* start DATA EXCERPTS *

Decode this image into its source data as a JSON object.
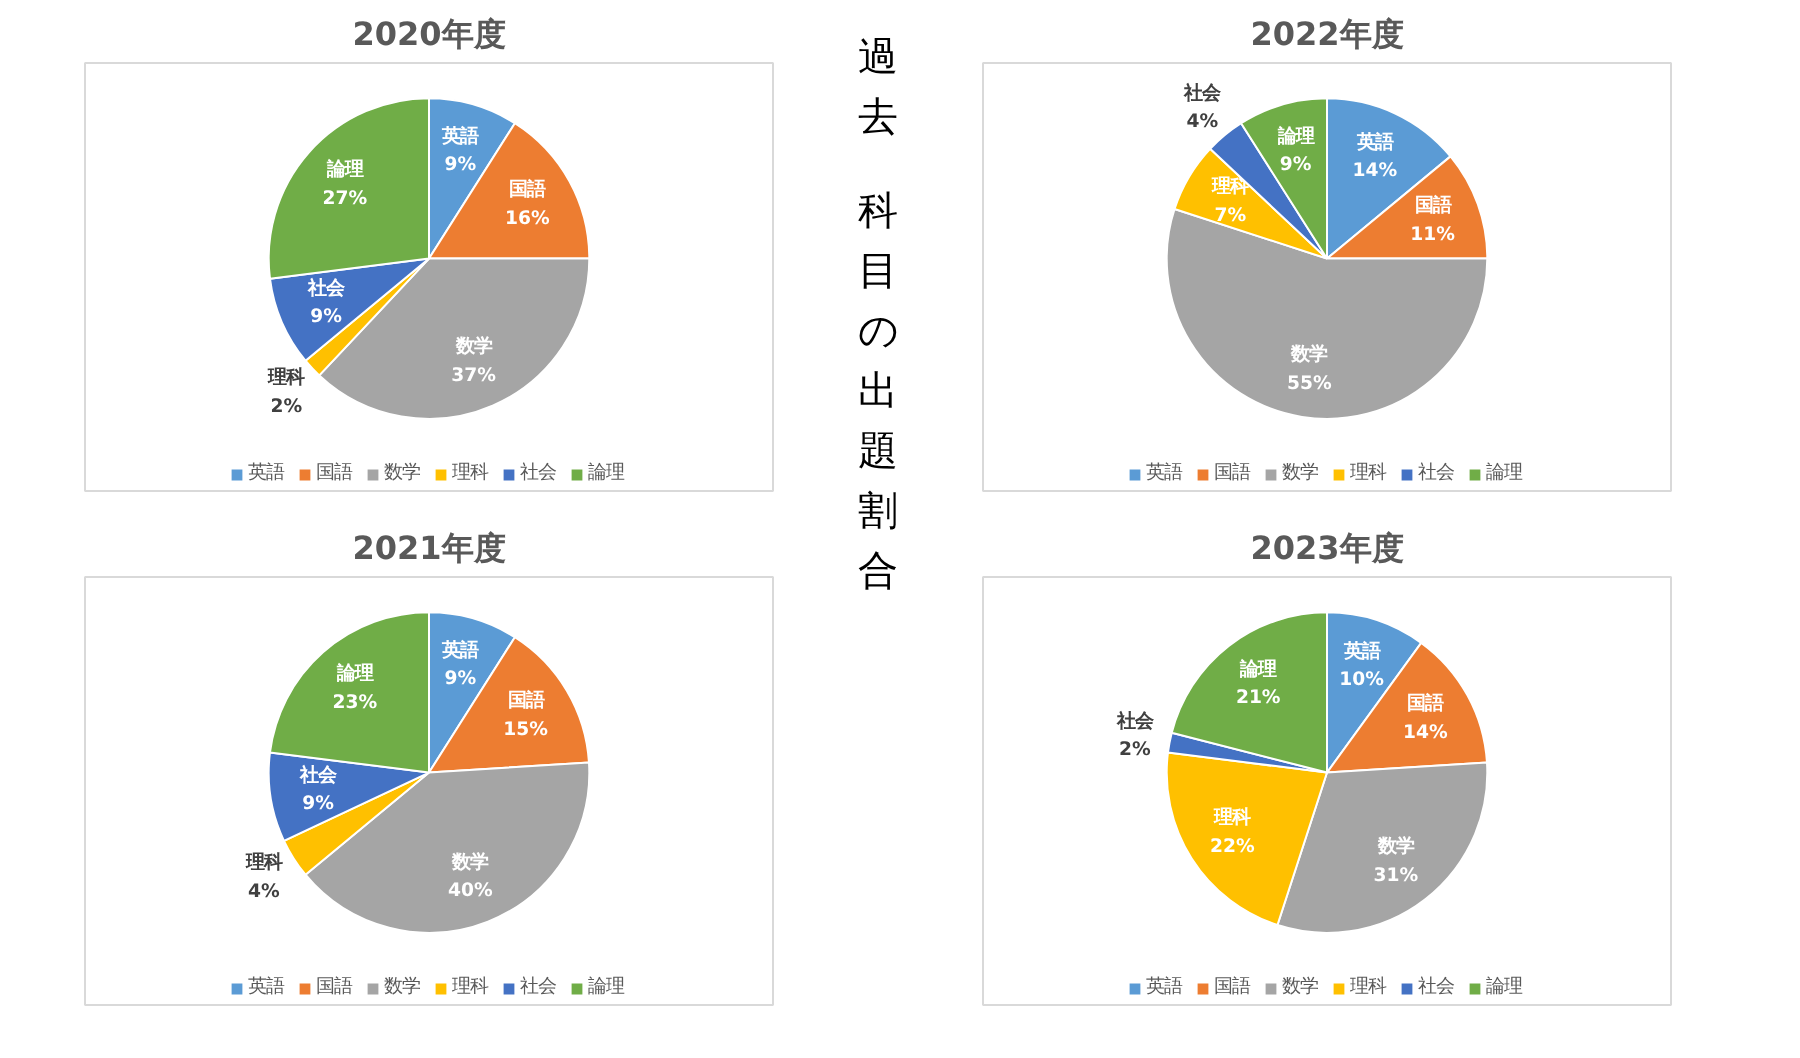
{
  "chart_data": [
    {
      "type": "pie",
      "title": "2020年度",
      "categories": [
        "英語",
        "国語",
        "数学",
        "理科",
        "社会",
        "論理"
      ],
      "values": [
        9,
        16,
        37,
        2,
        9,
        27
      ],
      "value_labels": [
        "9%",
        "16%",
        "37%",
        "2%",
        "9%",
        "27%"
      ],
      "colors": [
        "#5b9bd5",
        "#ed7d31",
        "#a5a5a5",
        "#ffc000",
        "#4472c4",
        "#70ad47"
      ],
      "legend": "bottom"
    },
    {
      "type": "other",
      "title": "過去",
      "subtitle": "科目の出題割合"
    },
    {
      "type": "pie",
      "title": "2022年度",
      "categories": [
        "英語",
        "国語",
        "数学",
        "理科",
        "社会",
        "論理"
      ],
      "values": [
        14,
        11,
        55,
        7,
        4,
        9
      ],
      "value_labels": [
        "14%",
        "11%",
        "55%",
        "7%",
        "4%",
        "9%"
      ],
      "colors": [
        "#5b9bd5",
        "#ed7d31",
        "#a5a5a5",
        "#ffc000",
        "#4472c4",
        "#70ad47"
      ],
      "legend": "bottom"
    },
    {
      "type": "pie",
      "title": "2021年度",
      "categories": [
        "英語",
        "国語",
        "数学",
        "理科",
        "社会",
        "論理"
      ],
      "values": [
        9,
        15,
        40,
        4,
        9,
        23
      ],
      "value_labels": [
        "9%",
        "15%",
        "40%",
        "4%",
        "9%",
        "23%"
      ],
      "colors": [
        "#5b9bd5",
        "#ed7d31",
        "#a5a5a5",
        "#ffc000",
        "#4472c4",
        "#70ad47"
      ],
      "legend": "bottom"
    },
    {
      "type": "pie",
      "title": "2023年度",
      "categories": [
        "英語",
        "国語",
        "数学",
        "理科",
        "社会",
        "論理"
      ],
      "values": [
        10,
        14,
        31,
        22,
        2,
        21
      ],
      "value_labels": [
        "10%",
        "14%",
        "31%",
        "22%",
        "2%",
        "21%"
      ],
      "colors": [
        "#5b9bd5",
        "#ed7d31",
        "#a5a5a5",
        "#ffc000",
        "#4472c4",
        "#70ad47"
      ],
      "legend": "bottom"
    }
  ]
}
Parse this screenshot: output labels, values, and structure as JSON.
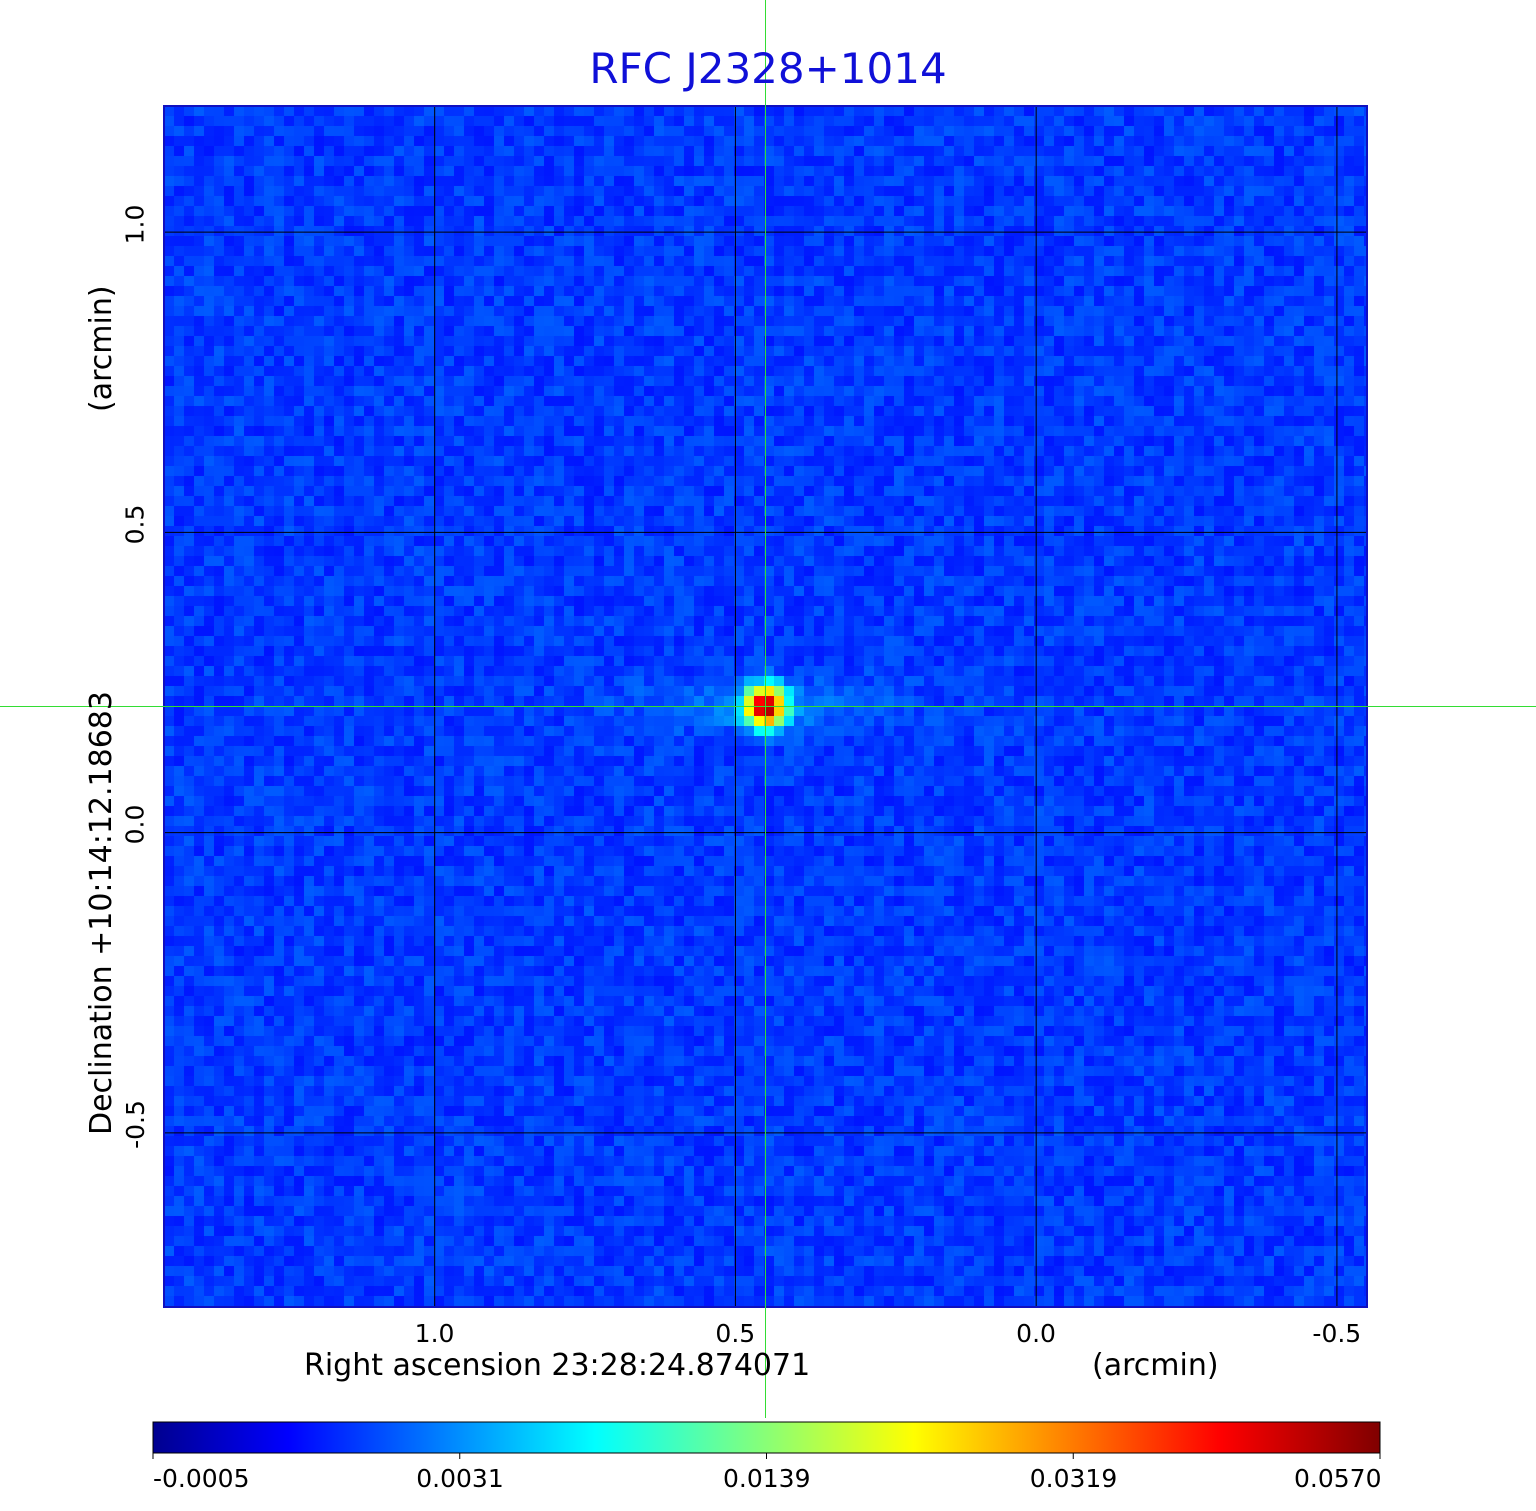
{
  "chart_data": {
    "type": "heatmap",
    "title": "RFC J2328+1014",
    "xlabel": "Right ascension  23:28:24.874071",
    "xunit": "(arcmin)",
    "ylabel": "Declination  +10:14:12.18683",
    "yunit": "(arcmin)",
    "x_range": [
      1.45,
      -0.55
    ],
    "y_range": [
      -0.79,
      1.21
    ],
    "x_ticks": [
      {
        "value": 1.0,
        "label": "1.0"
      },
      {
        "value": 0.5,
        "label": "0.5"
      },
      {
        "value": 0.0,
        "label": "0.0"
      },
      {
        "value": -0.5,
        "label": "-0.5"
      }
    ],
    "y_ticks": [
      {
        "value": 1.0,
        "label": "1.0"
      },
      {
        "value": 0.5,
        "label": "0.5"
      },
      {
        "value": 0.0,
        "label": "0.0"
      },
      {
        "value": -0.5,
        "label": "-0.5"
      }
    ],
    "grid": true,
    "peak": {
      "ra_offset": 0.45,
      "dec_offset": 0.21,
      "value": 0.057
    },
    "crosshair": {
      "ra_offset": 0.45,
      "dec_offset": 0.21
    },
    "colorbar": {
      "colormap": "jet",
      "ticks": [
        "-0.0005",
        "0.0031",
        "0.0139",
        "0.0319",
        "0.0570"
      ]
    }
  },
  "colors": {
    "title": "#1010d8",
    "crosshair": "#33dd33",
    "grid": "#000000"
  }
}
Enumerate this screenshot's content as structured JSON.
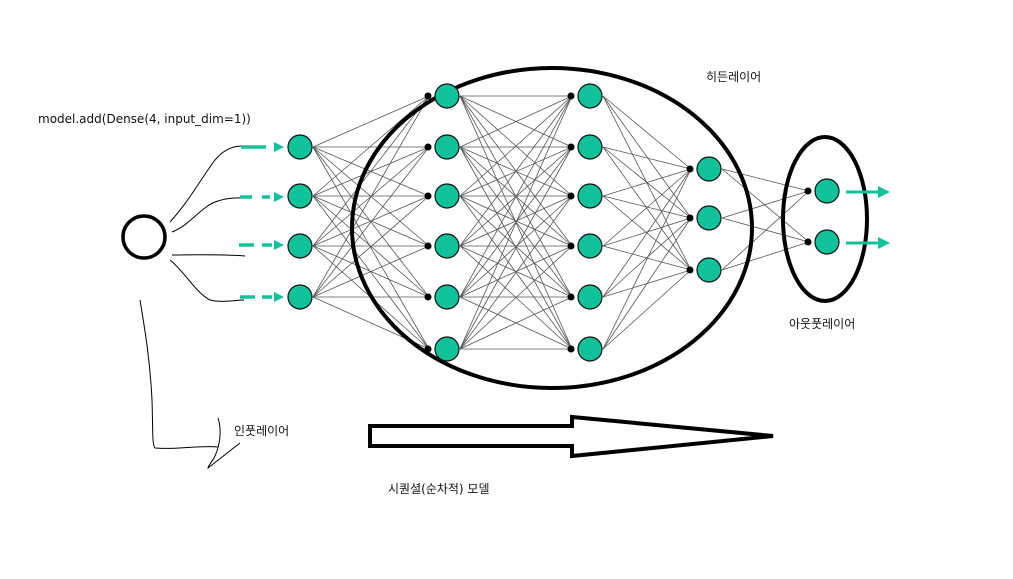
{
  "labels": {
    "code": "model.add(Dense(4,  input_dim=1))",
    "hidden_layer": "히든레이어",
    "output_layer": "아웃풋레이어",
    "input_layer": "인풋레이어",
    "sequential_model": "시퀀셜(순차적) 모델"
  },
  "network": {
    "layers": [
      {
        "name": "input",
        "nodes": 4
      },
      {
        "name": "hidden-1",
        "nodes": 6
      },
      {
        "name": "hidden-2",
        "nodes": 6
      },
      {
        "name": "hidden-3",
        "nodes": 3
      },
      {
        "name": "output",
        "nodes": 2
      }
    ]
  },
  "colors": {
    "node_fill": "#0fc29a",
    "arrow": "#0fc29a",
    "edge": "#555555",
    "outline": "#000000"
  }
}
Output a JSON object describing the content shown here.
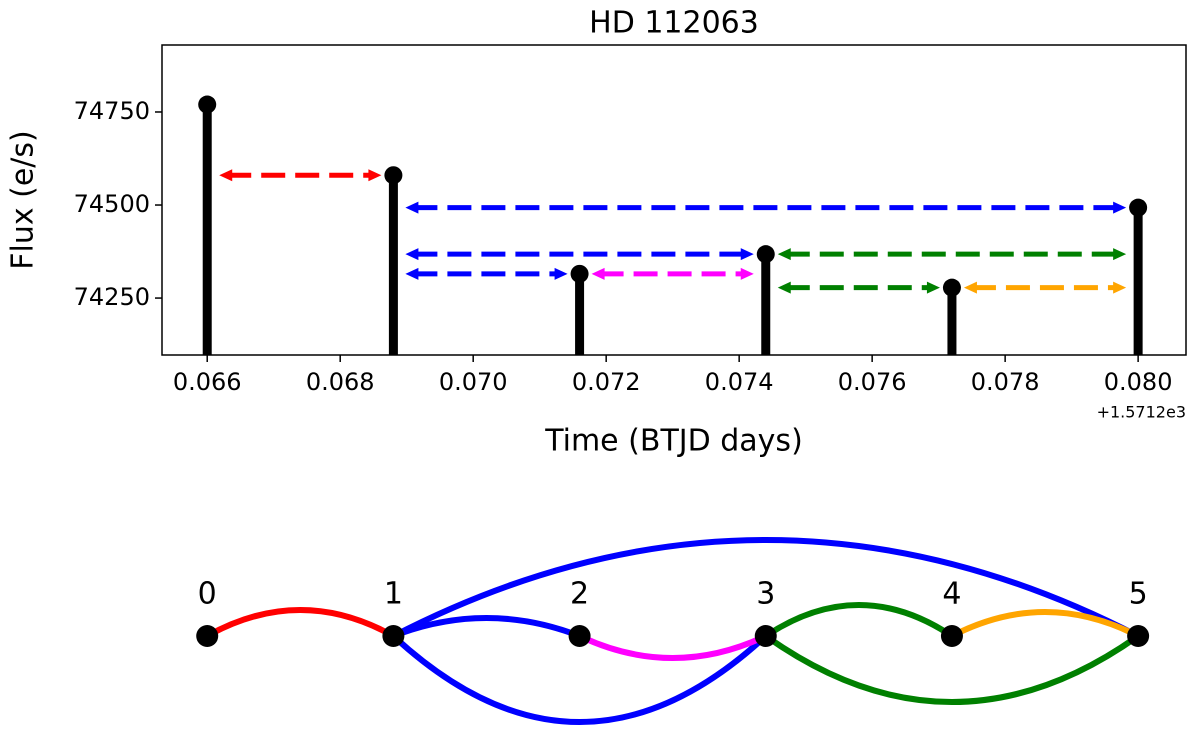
{
  "chart_data": [
    {
      "type": "stem",
      "title": "HD 112063",
      "xlabel": "Time (BTJD days)",
      "ylabel": "Flux (e/s)",
      "x_offset_label": "+1.5712e3",
      "x": [
        0.066,
        0.0688,
        0.0716,
        0.0744,
        0.0772,
        0.08
      ],
      "values": [
        74770,
        74580,
        74315,
        74368,
        74278,
        74493
      ],
      "color": "#000000",
      "xlim": [
        0.06532,
        0.08072
      ],
      "ylim": [
        74097,
        74930
      ],
      "xticks": [
        0.066,
        0.068,
        {
          "value": 0.07,
          "label": "0.070"
        },
        0.072,
        0.074,
        0.076,
        0.078,
        {
          "value": 0.08,
          "label": "0.080"
        }
      ],
      "yticks": [
        74250,
        74500,
        74750
      ]
    },
    {
      "type": "graph",
      "nodes": [
        "0",
        "1",
        "2",
        "3",
        "4",
        "5"
      ],
      "node_color": "#000000",
      "edges": [
        {
          "source": 0,
          "target": 1,
          "color": "#ff0000"
        },
        {
          "source": 1,
          "target": 5,
          "color": "#0000ff"
        },
        {
          "source": 1,
          "target": 3,
          "color": "#0000ff"
        },
        {
          "source": 1,
          "target": 2,
          "color": "#0000ff"
        },
        {
          "source": 2,
          "target": 3,
          "color": "#ff00ff"
        },
        {
          "source": 3,
          "target": 5,
          "color": "#008000"
        },
        {
          "source": 3,
          "target": 4,
          "color": "#008000"
        },
        {
          "source": 4,
          "target": 5,
          "color": "#ffa500"
        }
      ]
    }
  ]
}
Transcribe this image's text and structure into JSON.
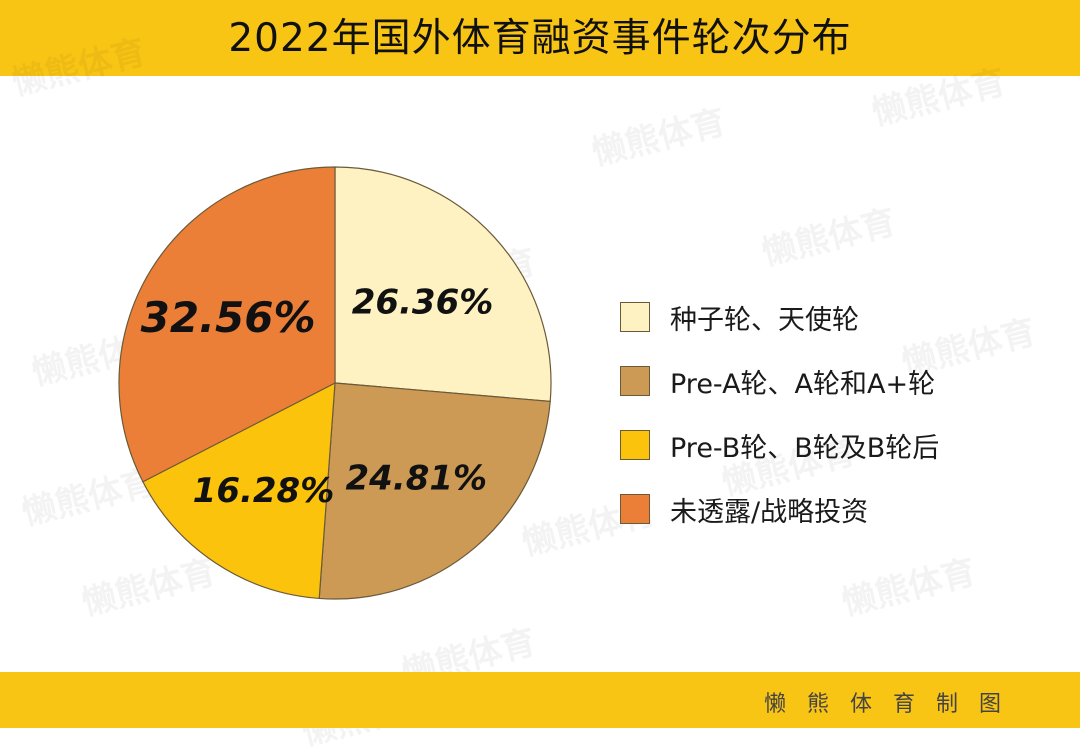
{
  "header": {
    "title": "2022年国外体育融资事件轮次分布"
  },
  "footer": {
    "credit": "懒熊体育制图"
  },
  "watermark": {
    "text": "懒熊体育"
  },
  "chart_data": {
    "type": "pie",
    "title": "2022年国外体育融资事件轮次分布",
    "start_angle": "12 o'clock, clockwise",
    "legend_position": "right",
    "slices": [
      {
        "label": "种子轮、天使轮",
        "value": 26.36,
        "display": "26.36%",
        "color": "#fff2c2"
      },
      {
        "label": "Pre-A轮、A轮和A+轮",
        "value": 24.81,
        "display": "24.81%",
        "color": "#cc9a54"
      },
      {
        "label": "Pre-B轮、B轮及B轮后",
        "value": 16.28,
        "display": "16.28%",
        "color": "#fcc30c"
      },
      {
        "label": "未透露/战略投资",
        "value": 32.56,
        "display": "32.56%",
        "color": "#eb7f38"
      }
    ]
  }
}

* end DATA EXCERPTS *

- WHAT THIS TASK INVOLVES:
Select every line of the material above holding the word "display" and copy it.

- ANSWER TO THIS PROBLEM:
        "display": "26.36%",
        "display": "24.81%",
        "display": "16.28%",
        "display": "32.56%",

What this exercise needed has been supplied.